»»

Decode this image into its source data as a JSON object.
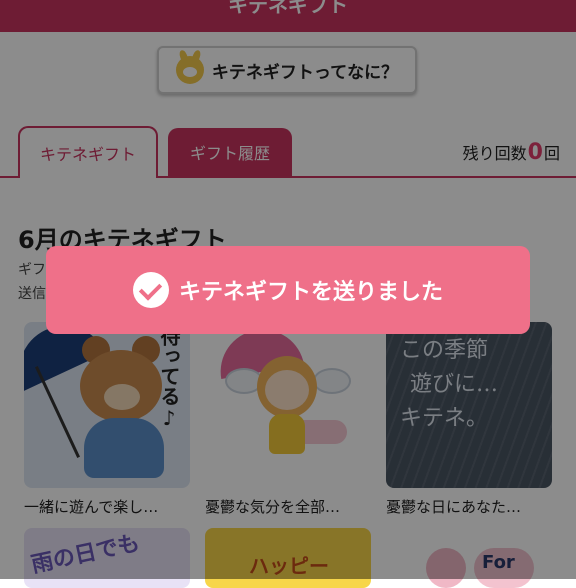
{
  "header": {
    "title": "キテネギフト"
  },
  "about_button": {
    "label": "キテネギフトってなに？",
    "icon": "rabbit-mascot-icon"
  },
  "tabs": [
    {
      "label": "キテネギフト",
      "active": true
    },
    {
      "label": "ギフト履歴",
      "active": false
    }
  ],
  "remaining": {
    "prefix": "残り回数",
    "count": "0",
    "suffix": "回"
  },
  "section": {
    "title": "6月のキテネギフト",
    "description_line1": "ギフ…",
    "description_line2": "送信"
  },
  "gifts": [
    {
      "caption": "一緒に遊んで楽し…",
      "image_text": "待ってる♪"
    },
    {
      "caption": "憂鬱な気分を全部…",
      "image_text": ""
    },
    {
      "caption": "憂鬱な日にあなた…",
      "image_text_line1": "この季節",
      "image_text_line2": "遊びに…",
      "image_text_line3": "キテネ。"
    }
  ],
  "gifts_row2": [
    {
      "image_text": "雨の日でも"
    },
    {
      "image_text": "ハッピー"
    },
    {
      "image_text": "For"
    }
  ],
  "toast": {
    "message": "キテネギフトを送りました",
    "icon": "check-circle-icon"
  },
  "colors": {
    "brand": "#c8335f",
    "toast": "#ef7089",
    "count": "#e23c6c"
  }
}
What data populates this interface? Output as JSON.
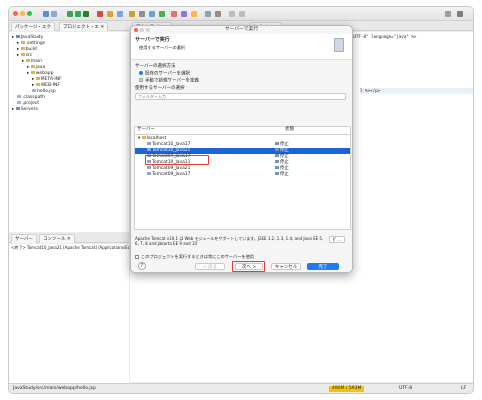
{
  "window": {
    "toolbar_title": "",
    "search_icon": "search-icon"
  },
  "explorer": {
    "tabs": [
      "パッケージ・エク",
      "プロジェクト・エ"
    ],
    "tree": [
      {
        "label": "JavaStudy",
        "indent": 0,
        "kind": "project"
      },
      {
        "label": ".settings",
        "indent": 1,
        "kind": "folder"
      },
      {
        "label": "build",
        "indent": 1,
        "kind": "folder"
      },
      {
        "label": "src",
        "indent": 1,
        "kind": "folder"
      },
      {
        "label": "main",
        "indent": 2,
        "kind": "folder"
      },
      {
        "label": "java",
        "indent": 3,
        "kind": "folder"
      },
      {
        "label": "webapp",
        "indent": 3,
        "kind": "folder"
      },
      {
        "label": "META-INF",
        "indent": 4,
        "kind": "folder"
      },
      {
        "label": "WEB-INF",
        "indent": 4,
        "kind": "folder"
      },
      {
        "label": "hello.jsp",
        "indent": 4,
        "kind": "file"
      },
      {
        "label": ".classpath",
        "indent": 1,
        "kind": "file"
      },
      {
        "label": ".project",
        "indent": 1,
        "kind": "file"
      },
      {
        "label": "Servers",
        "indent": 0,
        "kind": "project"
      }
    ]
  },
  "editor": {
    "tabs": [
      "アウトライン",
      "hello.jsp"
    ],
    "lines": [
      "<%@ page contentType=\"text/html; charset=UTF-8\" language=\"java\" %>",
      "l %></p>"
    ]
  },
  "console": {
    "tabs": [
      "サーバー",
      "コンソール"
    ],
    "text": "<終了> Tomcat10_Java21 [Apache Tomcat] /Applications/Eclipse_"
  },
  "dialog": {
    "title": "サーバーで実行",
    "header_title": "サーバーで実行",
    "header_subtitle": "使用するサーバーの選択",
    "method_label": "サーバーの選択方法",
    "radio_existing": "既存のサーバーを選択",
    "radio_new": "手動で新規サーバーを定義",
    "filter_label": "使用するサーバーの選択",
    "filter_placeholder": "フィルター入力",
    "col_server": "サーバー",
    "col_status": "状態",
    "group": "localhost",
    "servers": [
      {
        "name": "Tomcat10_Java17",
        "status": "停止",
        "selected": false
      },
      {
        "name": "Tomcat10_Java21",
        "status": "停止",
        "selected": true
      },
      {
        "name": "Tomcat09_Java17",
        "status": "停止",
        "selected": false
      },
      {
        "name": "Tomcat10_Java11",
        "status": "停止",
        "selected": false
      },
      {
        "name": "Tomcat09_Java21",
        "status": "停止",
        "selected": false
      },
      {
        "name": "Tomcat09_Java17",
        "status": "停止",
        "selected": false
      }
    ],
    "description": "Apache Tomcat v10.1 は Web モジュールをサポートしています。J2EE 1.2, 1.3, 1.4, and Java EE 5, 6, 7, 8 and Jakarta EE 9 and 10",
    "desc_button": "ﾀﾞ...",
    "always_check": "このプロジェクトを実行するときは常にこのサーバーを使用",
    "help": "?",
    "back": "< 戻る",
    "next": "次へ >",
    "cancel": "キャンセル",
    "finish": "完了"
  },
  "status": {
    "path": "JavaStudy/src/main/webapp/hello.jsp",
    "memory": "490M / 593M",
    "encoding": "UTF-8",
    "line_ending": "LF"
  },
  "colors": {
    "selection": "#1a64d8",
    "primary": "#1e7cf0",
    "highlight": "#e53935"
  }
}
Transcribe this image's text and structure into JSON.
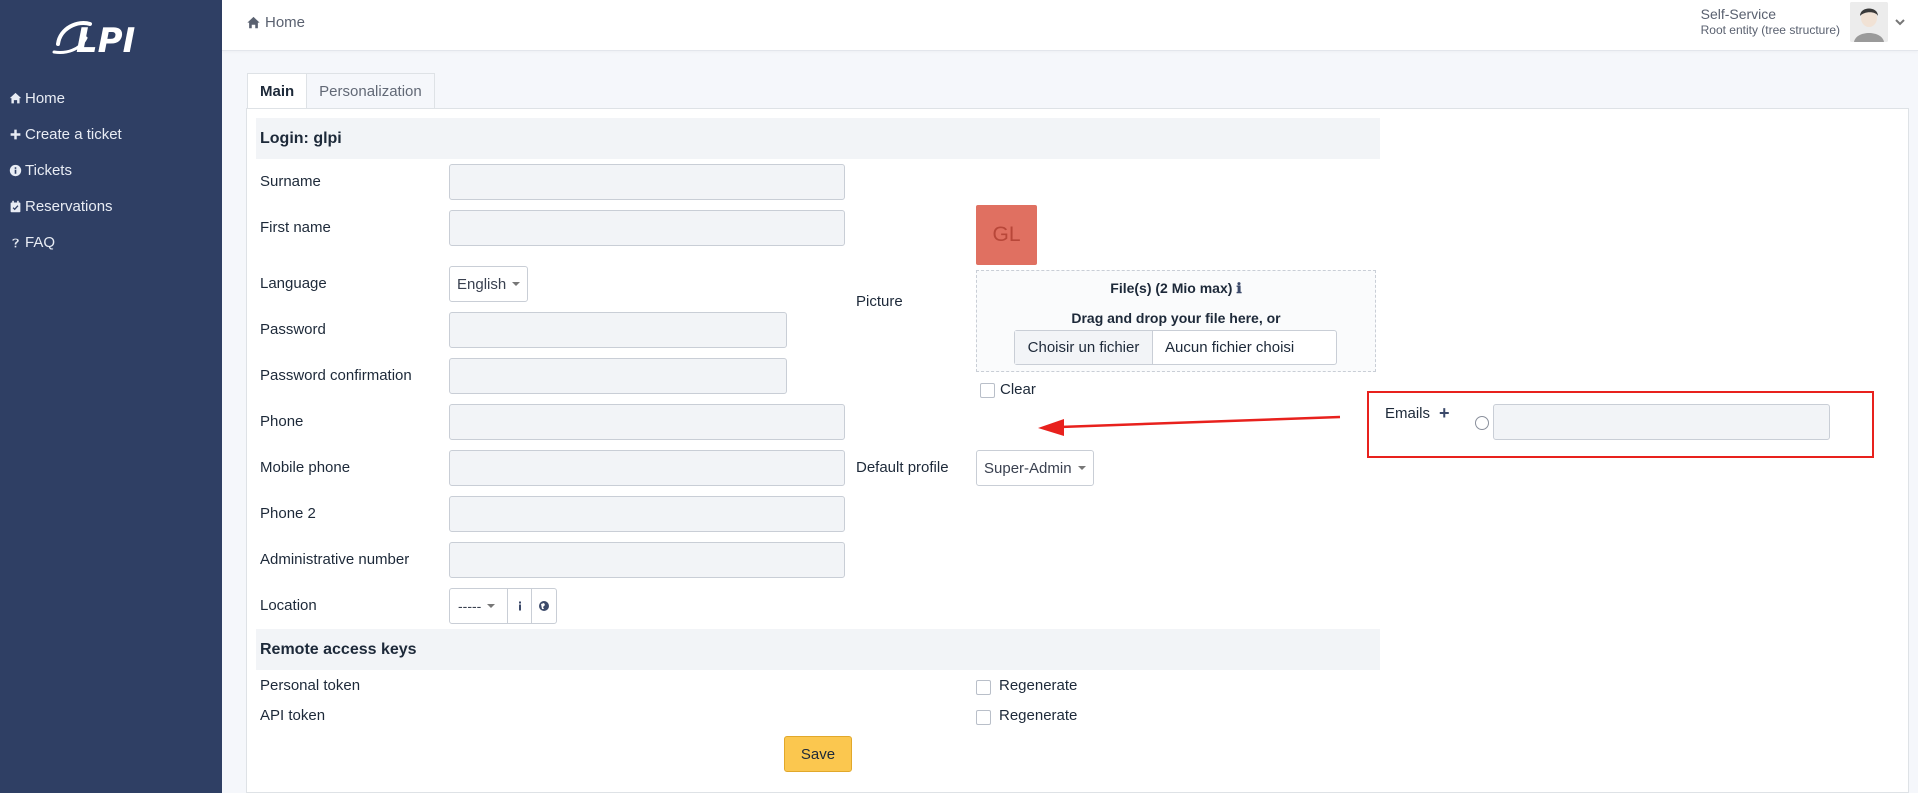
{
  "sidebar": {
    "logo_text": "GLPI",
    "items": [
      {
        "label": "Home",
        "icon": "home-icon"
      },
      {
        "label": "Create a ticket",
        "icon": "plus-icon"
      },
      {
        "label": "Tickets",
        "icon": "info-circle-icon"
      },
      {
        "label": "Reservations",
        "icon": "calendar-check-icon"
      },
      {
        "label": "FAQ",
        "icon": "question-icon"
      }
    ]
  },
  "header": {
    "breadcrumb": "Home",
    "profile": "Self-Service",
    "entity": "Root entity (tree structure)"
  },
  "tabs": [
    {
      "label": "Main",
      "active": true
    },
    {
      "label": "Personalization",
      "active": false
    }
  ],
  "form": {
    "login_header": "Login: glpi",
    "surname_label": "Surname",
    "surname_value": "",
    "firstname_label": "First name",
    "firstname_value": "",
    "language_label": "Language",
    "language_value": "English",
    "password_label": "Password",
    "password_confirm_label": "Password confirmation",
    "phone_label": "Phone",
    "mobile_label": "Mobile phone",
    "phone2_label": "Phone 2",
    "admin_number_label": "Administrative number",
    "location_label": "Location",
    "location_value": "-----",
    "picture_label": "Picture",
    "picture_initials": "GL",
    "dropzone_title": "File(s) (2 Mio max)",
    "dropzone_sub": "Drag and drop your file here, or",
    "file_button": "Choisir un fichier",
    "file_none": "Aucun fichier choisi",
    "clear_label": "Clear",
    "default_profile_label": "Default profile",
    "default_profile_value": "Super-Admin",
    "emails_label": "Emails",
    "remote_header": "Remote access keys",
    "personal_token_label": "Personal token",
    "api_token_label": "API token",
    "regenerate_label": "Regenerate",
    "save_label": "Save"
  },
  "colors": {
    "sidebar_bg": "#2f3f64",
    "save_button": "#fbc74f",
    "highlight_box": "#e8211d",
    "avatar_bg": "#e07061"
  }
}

««

Work required: Omit every picture, then repeat the remaining data exactly as it appears above.

Result of the task:
Decode this image into its source data as a JSON object.
{
  "header": {
    "title": "キテネギフト"
  },
  "about_button": {
    "label": "キテネギフトってなに？",
    "icon": "rabbit-mascot-icon"
  },
  "tabs": [
    {
      "label": "キテネギフト",
      "active": true
    },
    {
      "label": "ギフト履歴",
      "active": false
    }
  ],
  "remaining": {
    "prefix": "残り回数",
    "count": "0",
    "suffix": "回"
  },
  "section": {
    "title": "6月のキテネギフト",
    "description_line1": "ギフ…",
    "description_line2": "送信"
  },
  "gifts": [
    {
      "caption": "一緒に遊んで楽し…",
      "image_text": "待ってる♪"
    },
    {
      "caption": "憂鬱な気分を全部…",
      "image_text": ""
    },
    {
      "caption": "憂鬱な日にあなた…",
      "image_text_line1": "この季節",
      "image_text_line2": "遊びに…",
      "image_text_line3": "キテネ。"
    }
  ],
  "gifts_row2": [
    {
      "image_text": "雨の日でも"
    },
    {
      "image_text": "ハッピー"
    },
    {
      "image_text": "For"
    }
  ],
  "toast": {
    "message": "キテネギフトを送りました",
    "icon": "check-circle-icon"
  },
  "colors": {
    "brand": "#c8335f",
    "toast": "#ef7089",
    "count": "#e23c6c"
  }
}
What data populates this interface? Output as JSON.
{
  "window": {
    "toolbar_title": "",
    "search_icon": "search-icon"
  },
  "explorer": {
    "tabs": [
      "パッケージ・エク",
      "プロジェクト・エ"
    ],
    "tree": [
      {
        "label": "JavaStudy",
        "indent": 0,
        "kind": "project"
      },
      {
        "label": ".settings",
        "indent": 1,
        "kind": "folder"
      },
      {
        "label": "build",
        "indent": 1,
        "kind": "folder"
      },
      {
        "label": "src",
        "indent": 1,
        "kind": "folder"
      },
      {
        "label": "main",
        "indent": 2,
        "kind": "folder"
      },
      {
        "label": "java",
        "indent": 3,
        "kind": "folder"
      },
      {
        "label": "webapp",
        "indent": 3,
        "kind": "folder"
      },
      {
        "label": "META-INF",
        "indent": 4,
        "kind": "folder"
      },
      {
        "label": "WEB-INF",
        "indent": 4,
        "kind": "folder"
      },
      {
        "label": "hello.jsp",
        "indent": 4,
        "kind": "file"
      },
      {
        "label": ".classpath",
        "indent": 1,
        "kind": "file"
      },
      {
        "label": ".project",
        "indent": 1,
        "kind": "file"
      },
      {
        "label": "Servers",
        "indent": 0,
        "kind": "project"
      }
    ]
  },
  "editor": {
    "tabs": [
      "アウトライン",
      "hello.jsp"
    ],
    "lines": [
      "<%@ page contentType=\"text/html; charset=UTF-8\" language=\"java\" %>",
      "l %></p>"
    ]
  },
  "console": {
    "tabs": [
      "サーバー",
      "コンソール"
    ],
    "text": "<終了> Tomcat10_Java21 [Apache Tomcat] /Applications/Eclipse_"
  },
  "dialog": {
    "title": "サーバーで実行",
    "header_title": "サーバーで実行",
    "header_subtitle": "使用するサーバーの選択",
    "method_label": "サーバーの選択方法",
    "radio_existing": "既存のサーバーを選択",
    "radio_new": "手動で新規サーバーを定義",
    "filter_label": "使用するサーバーの選択",
    "filter_placeholder": "フィルター入力",
    "col_server": "サーバー",
    "col_status": "状態",
    "group": "localhost",
    "servers": [
      {
        "name": "Tomcat10_Java17",
        "status": "停止",
        "selected": false
      },
      {
        "name": "Tomcat10_Java21",
        "status": "停止",
        "selected": true
      },
      {
        "name": "Tomcat09_Java17",
        "status": "停止",
        "selected": false
      },
      {
        "name": "Tomcat10_Java11",
        "status": "停止",
        "selected": false
      },
      {
        "name": "Tomcat09_Java21",
        "status": "停止",
        "selected": false
      },
      {
        "name": "Tomcat09_Java17",
        "status": "停止",
        "selected": false
      }
    ],
    "description": "Apache Tomcat v10.1 は Web モジュールをサポートしています。J2EE 1.2, 1.3, 1.4, and Java EE 5, 6, 7, 8 and Jakarta EE 9 and 10",
    "desc_button": "ﾀﾞ...",
    "always_check": "このプロジェクトを実行するときは常にこのサーバーを使用",
    "help": "?",
    "back": "< 戻る",
    "next": "次へ >",
    "cancel": "キャンセル",
    "finish": "完了"
  },
  "status": {
    "path": "JavaStudy/src/main/webapp/hello.jsp",
    "memory": "490M / 593M",
    "encoding": "UTF-8",
    "line_ending": "LF"
  },
  "colors": {
    "selection": "#1a64d8",
    "primary": "#1e7cf0",
    "highlight": "#e53935"
  }
}
Transcribe this image's text and structure into JSON.
{
  "sidebar": {
    "logo_text": "GLPI",
    "items": [
      {
        "label": "Home",
        "icon": "home-icon"
      },
      {
        "label": "Create a ticket",
        "icon": "plus-icon"
      },
      {
        "label": "Tickets",
        "icon": "info-circle-icon"
      },
      {
        "label": "Reservations",
        "icon": "calendar-check-icon"
      },
      {
        "label": "FAQ",
        "icon": "question-icon"
      }
    ]
  },
  "header": {
    "breadcrumb": "Home",
    "profile": "Self-Service",
    "entity": "Root entity (tree structure)"
  },
  "tabs": [
    {
      "label": "Main",
      "active": true
    },
    {
      "label": "Personalization",
      "active": false
    }
  ],
  "form": {
    "login_header": "Login: glpi",
    "surname_label": "Surname",
    "surname_value": "",
    "firstname_label": "First name",
    "firstname_value": "",
    "language_label": "Language",
    "language_value": "English",
    "password_label": "Password",
    "password_confirm_label": "Password confirmation",
    "phone_label": "Phone",
    "mobile_label": "Mobile phone",
    "phone2_label": "Phone 2",
    "admin_number_label": "Administrative number",
    "location_label": "Location",
    "location_value": "-----",
    "picture_label": "Picture",
    "picture_initials": "GL",
    "dropzone_title": "File(s) (2 Mio max)",
    "dropzone_sub": "Drag and drop your file here, or",
    "file_button": "Choisir un fichier",
    "file_none": "Aucun fichier choisi",
    "clear_label": "Clear",
    "default_profile_label": "Default profile",
    "default_profile_value": "Super-Admin",
    "emails_label": "Emails",
    "remote_header": "Remote access keys",
    "personal_token_label": "Personal token",
    "api_token_label": "API token",
    "regenerate_label": "Regenerate",
    "save_label": "Save"
  },
  "colors": {
    "sidebar_bg": "#2f3f64",
    "save_button": "#fbc74f",
    "highlight_box": "#e8211d",
    "avatar_bg": "#e07061"
  }
}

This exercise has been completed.